Dataset records:
"""

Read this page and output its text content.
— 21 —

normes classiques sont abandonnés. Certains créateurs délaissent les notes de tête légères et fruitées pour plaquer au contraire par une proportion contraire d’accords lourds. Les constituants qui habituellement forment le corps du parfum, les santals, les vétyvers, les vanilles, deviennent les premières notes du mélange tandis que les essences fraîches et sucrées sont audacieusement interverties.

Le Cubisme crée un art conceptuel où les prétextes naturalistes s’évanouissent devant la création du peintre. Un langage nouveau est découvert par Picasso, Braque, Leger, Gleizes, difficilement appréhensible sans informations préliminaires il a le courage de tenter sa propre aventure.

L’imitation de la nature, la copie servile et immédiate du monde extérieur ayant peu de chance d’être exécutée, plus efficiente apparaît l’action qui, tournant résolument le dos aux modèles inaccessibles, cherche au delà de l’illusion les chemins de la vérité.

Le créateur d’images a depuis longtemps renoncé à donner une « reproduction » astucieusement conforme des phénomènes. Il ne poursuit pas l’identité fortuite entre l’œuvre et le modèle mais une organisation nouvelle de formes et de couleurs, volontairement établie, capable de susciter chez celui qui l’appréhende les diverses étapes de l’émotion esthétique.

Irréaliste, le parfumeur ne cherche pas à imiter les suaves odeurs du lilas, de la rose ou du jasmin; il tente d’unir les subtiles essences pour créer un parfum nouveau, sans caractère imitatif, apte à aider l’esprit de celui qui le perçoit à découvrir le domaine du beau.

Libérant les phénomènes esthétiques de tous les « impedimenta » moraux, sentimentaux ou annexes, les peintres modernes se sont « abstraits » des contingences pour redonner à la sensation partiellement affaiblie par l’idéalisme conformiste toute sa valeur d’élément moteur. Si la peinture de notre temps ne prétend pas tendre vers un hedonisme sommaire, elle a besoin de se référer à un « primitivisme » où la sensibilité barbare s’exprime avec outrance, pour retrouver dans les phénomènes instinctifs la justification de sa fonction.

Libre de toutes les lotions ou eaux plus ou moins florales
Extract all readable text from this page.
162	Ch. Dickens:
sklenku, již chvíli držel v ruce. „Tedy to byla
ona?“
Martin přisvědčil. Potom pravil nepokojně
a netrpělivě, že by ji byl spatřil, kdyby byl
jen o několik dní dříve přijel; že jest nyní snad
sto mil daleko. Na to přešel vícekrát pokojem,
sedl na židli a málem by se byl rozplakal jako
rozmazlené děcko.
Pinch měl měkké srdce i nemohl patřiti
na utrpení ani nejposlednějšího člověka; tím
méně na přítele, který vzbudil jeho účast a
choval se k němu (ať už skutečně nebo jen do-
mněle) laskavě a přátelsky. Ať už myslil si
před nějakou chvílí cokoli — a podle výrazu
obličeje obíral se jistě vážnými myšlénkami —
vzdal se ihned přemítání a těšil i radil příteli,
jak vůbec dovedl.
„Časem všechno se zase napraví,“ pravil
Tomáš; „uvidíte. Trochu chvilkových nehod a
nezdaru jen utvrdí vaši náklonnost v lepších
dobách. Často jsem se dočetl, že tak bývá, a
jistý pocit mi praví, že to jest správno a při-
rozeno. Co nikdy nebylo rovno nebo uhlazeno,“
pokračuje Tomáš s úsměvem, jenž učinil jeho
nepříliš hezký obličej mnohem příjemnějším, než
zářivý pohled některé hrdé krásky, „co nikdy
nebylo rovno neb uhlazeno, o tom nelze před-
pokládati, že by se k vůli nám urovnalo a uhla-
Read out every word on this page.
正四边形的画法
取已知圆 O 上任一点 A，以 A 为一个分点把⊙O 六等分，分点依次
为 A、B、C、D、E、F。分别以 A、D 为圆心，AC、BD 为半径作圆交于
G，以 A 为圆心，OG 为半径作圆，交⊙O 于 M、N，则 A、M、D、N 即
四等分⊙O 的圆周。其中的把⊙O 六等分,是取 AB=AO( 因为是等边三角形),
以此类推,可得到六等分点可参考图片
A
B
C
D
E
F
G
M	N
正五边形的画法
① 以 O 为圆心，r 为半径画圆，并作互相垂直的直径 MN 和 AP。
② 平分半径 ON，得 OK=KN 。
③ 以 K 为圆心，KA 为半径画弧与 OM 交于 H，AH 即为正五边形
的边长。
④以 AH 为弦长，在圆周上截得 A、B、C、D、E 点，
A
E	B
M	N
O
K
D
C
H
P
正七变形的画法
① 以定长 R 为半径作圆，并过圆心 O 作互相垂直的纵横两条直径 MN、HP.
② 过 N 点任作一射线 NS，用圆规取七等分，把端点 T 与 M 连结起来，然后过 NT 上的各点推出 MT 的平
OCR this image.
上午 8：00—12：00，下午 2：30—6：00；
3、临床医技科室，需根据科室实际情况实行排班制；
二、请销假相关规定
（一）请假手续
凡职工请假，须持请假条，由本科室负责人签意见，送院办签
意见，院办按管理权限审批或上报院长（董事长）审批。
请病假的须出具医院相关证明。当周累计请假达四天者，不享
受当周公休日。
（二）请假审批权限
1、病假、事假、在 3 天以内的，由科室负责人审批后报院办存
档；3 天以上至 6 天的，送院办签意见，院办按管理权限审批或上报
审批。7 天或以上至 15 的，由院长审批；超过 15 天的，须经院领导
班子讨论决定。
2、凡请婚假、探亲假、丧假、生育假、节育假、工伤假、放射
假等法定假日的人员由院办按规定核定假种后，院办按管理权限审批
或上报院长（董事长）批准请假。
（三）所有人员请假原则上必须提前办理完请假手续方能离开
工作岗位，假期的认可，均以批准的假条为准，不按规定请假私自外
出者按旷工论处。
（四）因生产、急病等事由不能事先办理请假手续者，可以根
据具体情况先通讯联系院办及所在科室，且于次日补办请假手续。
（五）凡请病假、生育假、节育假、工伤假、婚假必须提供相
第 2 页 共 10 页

"""

Problem:
Which lines of the data above contain "this"? Copy each one.

Solution to the problem:
Read this page and output its text content.
Extract all readable text from this page.
Read out every word on this page.
OCR this image.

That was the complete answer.